PROBLEM TO SOLVE - All entries must be repeated exactly; do not include the pictures.

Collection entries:
---

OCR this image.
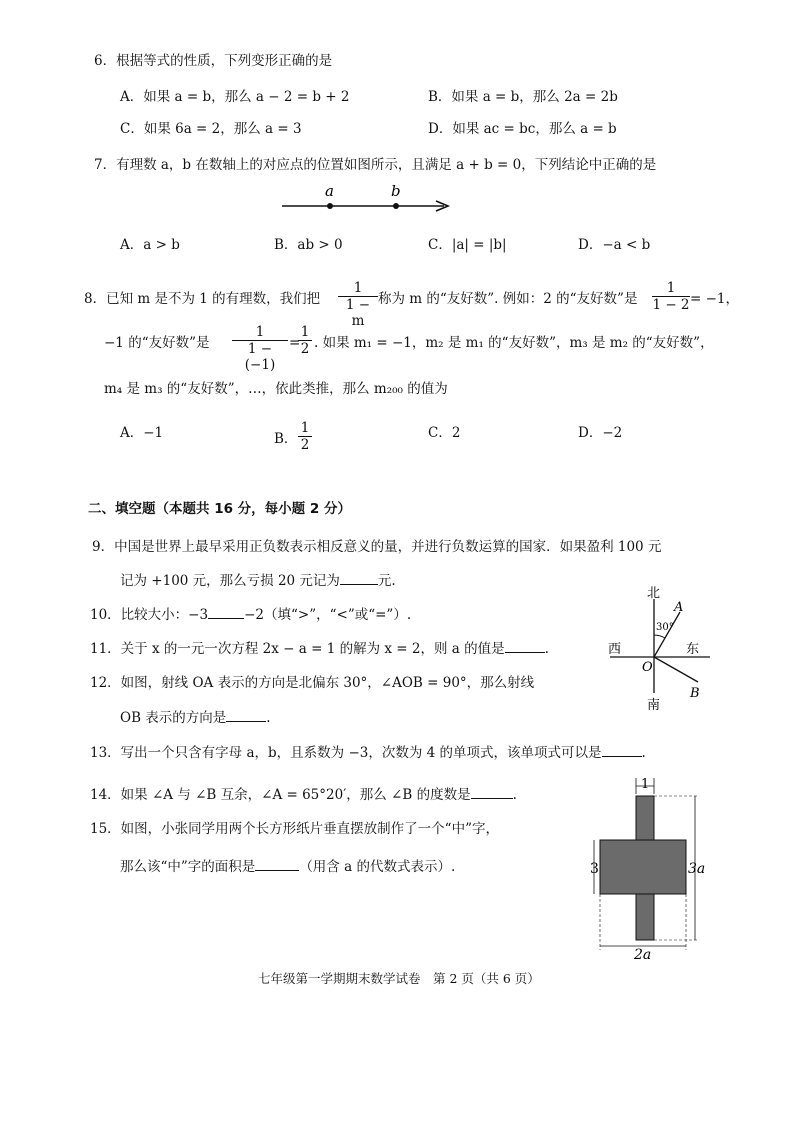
6．根据等式的性质，下列变形正确的是
A．如果 a = b，那么 a − 2 = b + 2	B．如果 a = b，那么 2a = 2b
C．如果 6a = 2，那么 a = 3	D．如果 ac = bc，那么 a = b
7．有理数 a，b 在数轴上的对应点的位置如图所示，且满足 a + b = 0，下列结论中正确的是
a	b
A．a > b	B．ab > 0	C．|a| = |b|	D．−a < b
8．已知 m 是不为 1 的有理数，我们把 $\frac{1}{1 - m}$ 称为 m 的“友好数”. 例如：2 的“友好数”是 $\frac{1}{1 - 2} = -1$，
−1 的“友好数”是 $\frac{1}{1 - (-1)}$ =
$\frac{1}{2}$ . 如果 m₁ = −1，m₂ 是 m₁ 的“友好数”，m₃ 是 m₂ 的“友好数”，
m₄ 是 m₃ 的“友好数”，…，依此类推，那么 m₂₀₀ 的值为
A．−1	B． $\frac{1}{2}$	C．2	D．−2
二、填空题（本题共 16 分，每小题 2 分）
9．中国是世界上最早采用正负数表示相反意义的量，并进行负数运算的国家．如果盈利 100 元
记为 +100 元，那么亏损 20 元记为	元.
10．比较大小：−3	−2（填“>”，“<”或“=”）.
11．关于 x 的一元一次方程 2x − a = 1 的解为 x = 2，则 a 的值是	.
12．如图，射线 OA 表示的方向是北偏东 30°，∠AOB = 90°，那么射线
OB 表示的方向是	.
北
南
西	东
30°
A
B
O
13．写出一个只含有字母 a，b，且系数为 −3，次数为 4 的单项式，该单项式可以是	.
14．如果 ∠A 与 ∠B 互余，∠A = 65°20′，那么 ∠B 的度数是	.
15．如图，小张同学用两个长方形纸片垂直摆放制作了一个“中”字，
那么该“中”字的面积是	（用含 a 的代数式表示）.
1
3a
3
2a
七年级第一学期期末数学试卷　第 2 页（共 6 页）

---

RESULT FOR THIS TASK -
OCR this image.
6．根据等式的性质，下列变形正确的是
A．如果 a = b，那么 a − 2 = b + 2	B．如果 a = b，那么 2a = 2b
C．如果 6a = 2，那么 a = 3	D．如果 ac = bc，那么 a = b
7．有理数 a，b 在数轴上的对应点的位置如图所示，且满足 a + b = 0，下列结论中正确的是
a	b
A．a > b	B．ab > 0	C．|a| = |b|	D．−a < b
8．已知 m 是不为 1 的有理数，我们把 $\frac{1}{1 - m}$ 称为 m 的“友好数”. 例如：2 的“友好数”是 $\frac{1}{1 - 2} = -1$，
−1 的“友好数”是 $\frac{1}{1 - (-1)}$ =
$\frac{1}{2}$ . 如果 m₁ = −1，m₂ 是 m₁ 的“友好数”，m₃ 是 m₂ 的“友好数”，
m₄ 是 m₃ 的“友好数”，…，依此类推，那么 m₂₀₀ 的值为
A．−1	B． $\frac{1}{2}$	C．2	D．−2
二、填空题（本题共 16 分，每小题 2 分）
9．中国是世界上最早采用正负数表示相反意义的量，并进行负数运算的国家．如果盈利 100 元
记为 +100 元，那么亏损 20 元记为	元.
10．比较大小：−3	−2（填“>”，“<”或“=”）.
11．关于 x 的一元一次方程 2x − a = 1 的解为 x = 2，则 a 的值是	.
12．如图，射线 OA 表示的方向是北偏东 30°，∠AOB = 90°，那么射线
OB 表示的方向是	.
北
南
西	东
30°
A
B
O
13．写出一个只含有字母 a，b，且系数为 −3，次数为 4 的单项式，该单项式可以是	.
14．如果 ∠A 与 ∠B 互余，∠A = 65°20′，那么 ∠B 的度数是	.
15．如图，小张同学用两个长方形纸片垂直摆放制作了一个“中”字，
那么该“中”字的面积是	（用含 a 的代数式表示）.
1
3a
3
2a
七年级第一学期期末数学试卷　第 2 页（共 6 页）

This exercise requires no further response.